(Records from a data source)
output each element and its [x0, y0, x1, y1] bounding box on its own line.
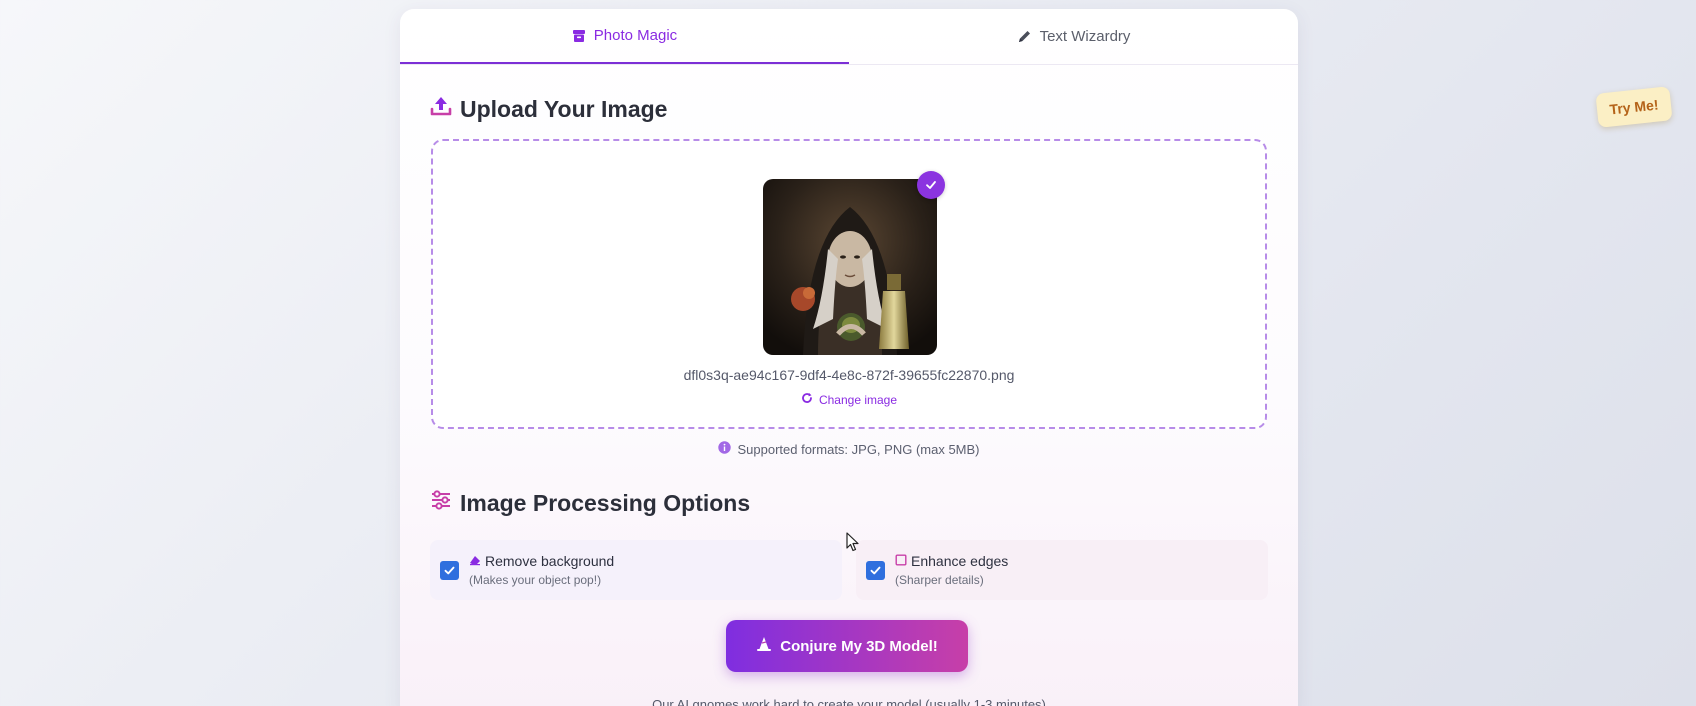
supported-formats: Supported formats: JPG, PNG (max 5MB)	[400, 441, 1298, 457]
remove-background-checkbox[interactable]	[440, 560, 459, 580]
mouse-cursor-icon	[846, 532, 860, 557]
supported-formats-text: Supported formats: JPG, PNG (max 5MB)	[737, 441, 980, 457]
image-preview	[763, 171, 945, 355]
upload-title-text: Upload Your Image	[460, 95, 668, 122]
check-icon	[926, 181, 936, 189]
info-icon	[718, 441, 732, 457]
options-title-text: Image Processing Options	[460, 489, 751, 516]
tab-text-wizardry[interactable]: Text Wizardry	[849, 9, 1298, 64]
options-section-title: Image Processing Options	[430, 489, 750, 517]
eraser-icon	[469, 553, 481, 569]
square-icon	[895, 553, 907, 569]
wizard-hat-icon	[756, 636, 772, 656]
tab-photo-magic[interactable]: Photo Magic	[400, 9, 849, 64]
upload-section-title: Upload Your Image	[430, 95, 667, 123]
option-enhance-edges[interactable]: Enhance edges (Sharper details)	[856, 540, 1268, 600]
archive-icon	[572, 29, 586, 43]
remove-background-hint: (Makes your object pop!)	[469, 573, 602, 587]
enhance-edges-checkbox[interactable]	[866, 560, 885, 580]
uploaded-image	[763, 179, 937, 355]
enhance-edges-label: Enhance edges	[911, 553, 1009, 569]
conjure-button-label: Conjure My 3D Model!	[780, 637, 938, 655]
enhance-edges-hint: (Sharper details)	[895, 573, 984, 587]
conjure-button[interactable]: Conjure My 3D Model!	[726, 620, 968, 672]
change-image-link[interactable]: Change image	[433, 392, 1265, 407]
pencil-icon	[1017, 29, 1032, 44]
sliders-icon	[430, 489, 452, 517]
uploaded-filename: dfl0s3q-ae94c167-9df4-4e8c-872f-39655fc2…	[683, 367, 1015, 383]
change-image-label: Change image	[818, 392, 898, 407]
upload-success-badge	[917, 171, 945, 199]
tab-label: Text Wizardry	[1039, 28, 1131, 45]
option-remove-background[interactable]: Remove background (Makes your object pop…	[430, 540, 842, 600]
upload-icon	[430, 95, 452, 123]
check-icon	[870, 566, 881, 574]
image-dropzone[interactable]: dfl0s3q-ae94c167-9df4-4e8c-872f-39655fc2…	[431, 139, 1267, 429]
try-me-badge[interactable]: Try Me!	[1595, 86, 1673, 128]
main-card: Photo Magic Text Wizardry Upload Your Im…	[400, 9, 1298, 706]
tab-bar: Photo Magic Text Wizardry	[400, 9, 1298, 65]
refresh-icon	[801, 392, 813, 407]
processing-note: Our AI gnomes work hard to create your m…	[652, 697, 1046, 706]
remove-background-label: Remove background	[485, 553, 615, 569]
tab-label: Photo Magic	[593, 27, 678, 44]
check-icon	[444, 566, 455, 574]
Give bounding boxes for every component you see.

==

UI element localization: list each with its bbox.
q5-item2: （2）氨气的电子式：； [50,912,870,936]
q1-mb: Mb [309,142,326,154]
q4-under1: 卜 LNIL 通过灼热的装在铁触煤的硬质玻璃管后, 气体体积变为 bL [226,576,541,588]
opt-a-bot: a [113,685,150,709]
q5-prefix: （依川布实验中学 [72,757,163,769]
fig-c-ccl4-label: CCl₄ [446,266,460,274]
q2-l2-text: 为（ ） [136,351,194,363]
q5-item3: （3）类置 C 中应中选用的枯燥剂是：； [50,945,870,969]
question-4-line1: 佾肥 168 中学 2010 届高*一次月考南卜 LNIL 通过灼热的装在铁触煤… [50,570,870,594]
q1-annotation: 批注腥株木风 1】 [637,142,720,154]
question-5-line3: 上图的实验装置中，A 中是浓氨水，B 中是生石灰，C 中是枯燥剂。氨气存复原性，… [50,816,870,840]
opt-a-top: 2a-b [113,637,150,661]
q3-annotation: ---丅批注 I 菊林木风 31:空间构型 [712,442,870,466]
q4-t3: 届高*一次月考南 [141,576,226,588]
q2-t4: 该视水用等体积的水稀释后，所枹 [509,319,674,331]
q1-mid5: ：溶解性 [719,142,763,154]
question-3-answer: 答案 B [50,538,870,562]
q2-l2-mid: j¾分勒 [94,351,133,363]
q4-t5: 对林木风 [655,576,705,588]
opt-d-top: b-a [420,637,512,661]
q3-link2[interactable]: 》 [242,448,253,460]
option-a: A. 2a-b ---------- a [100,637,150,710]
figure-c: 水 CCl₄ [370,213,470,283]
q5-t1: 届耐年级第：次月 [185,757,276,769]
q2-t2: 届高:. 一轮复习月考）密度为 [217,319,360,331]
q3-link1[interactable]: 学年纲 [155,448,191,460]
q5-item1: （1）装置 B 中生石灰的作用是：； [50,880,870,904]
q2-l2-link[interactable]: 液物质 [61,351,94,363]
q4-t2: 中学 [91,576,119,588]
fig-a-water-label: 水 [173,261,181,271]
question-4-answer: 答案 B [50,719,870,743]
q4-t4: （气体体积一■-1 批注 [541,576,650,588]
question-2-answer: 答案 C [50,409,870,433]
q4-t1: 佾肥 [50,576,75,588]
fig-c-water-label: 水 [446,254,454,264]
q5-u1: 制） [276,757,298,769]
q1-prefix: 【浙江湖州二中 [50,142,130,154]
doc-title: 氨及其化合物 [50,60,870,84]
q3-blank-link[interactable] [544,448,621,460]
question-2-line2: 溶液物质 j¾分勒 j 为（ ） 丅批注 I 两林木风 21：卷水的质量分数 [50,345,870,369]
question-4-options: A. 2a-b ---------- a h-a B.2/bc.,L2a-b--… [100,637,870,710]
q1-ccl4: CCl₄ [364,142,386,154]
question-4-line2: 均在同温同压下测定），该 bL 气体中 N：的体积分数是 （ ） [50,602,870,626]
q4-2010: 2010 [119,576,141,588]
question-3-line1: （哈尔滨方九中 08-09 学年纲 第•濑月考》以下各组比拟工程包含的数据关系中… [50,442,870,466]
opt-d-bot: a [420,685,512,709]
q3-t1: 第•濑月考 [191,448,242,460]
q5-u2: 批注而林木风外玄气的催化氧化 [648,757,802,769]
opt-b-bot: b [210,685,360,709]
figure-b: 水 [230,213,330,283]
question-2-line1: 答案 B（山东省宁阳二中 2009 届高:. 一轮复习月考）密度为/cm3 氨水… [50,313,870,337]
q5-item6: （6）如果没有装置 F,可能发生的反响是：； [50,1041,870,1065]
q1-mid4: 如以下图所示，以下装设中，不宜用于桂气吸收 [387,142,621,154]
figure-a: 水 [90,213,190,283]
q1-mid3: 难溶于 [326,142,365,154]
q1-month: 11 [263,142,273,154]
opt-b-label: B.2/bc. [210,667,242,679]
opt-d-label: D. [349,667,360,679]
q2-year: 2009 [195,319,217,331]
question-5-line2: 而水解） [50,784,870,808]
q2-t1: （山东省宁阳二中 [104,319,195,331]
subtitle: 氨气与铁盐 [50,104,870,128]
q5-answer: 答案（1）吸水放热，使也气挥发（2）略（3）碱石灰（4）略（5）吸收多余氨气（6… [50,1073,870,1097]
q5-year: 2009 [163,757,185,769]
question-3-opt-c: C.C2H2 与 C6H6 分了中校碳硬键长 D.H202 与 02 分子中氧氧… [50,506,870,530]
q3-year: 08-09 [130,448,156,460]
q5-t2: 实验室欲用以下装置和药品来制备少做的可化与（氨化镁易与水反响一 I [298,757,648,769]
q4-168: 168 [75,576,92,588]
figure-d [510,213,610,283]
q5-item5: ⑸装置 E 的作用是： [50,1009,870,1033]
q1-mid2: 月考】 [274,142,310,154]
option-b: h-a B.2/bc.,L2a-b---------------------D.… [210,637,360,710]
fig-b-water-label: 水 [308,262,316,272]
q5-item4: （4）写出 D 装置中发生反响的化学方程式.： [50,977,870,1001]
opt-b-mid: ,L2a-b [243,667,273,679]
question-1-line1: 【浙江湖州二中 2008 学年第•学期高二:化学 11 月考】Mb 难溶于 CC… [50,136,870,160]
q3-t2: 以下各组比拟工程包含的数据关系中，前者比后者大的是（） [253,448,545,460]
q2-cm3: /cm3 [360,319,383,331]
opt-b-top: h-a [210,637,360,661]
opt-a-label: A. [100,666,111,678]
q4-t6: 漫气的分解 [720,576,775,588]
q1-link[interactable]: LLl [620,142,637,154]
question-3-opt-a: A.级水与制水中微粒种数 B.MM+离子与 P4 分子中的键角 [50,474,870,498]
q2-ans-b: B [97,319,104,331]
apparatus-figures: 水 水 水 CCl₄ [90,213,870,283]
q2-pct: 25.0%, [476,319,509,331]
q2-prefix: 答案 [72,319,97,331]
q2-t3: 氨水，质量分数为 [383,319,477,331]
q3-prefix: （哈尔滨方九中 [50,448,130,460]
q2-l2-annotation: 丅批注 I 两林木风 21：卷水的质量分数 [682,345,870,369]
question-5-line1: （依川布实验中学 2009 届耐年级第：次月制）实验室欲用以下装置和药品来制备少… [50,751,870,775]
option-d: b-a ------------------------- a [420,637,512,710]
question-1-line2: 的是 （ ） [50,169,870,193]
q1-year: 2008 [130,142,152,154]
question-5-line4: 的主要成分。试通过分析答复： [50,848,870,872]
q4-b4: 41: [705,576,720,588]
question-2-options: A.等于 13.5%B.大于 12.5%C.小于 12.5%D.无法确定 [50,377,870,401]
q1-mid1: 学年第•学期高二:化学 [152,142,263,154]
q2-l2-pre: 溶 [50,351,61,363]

■ AIM OF THE TASK
Echo verbatim the lines above, starting with the line that contains "UI element localization: list" and continuing through the line that contains "fig-c-ccl4-label: CCl₄ [446,266,460,274]", both included.

■ WRITTEN ANSWER
UI element localization: list each with its bbox.
q5-item2: （2）氨气的电子式：； [50,912,870,936]
q1-mb: Mb [309,142,326,154]
q4-under1: 卜 LNIL 通过灼热的装在铁触煤的硬质玻璃管后, 气体体积变为 bL [226,576,541,588]
opt-a-bot: a [113,685,150,709]
q5-prefix: （依川布实验中学 [72,757,163,769]
fig-c-ccl4-label: CCl₄ [446,266,460,274]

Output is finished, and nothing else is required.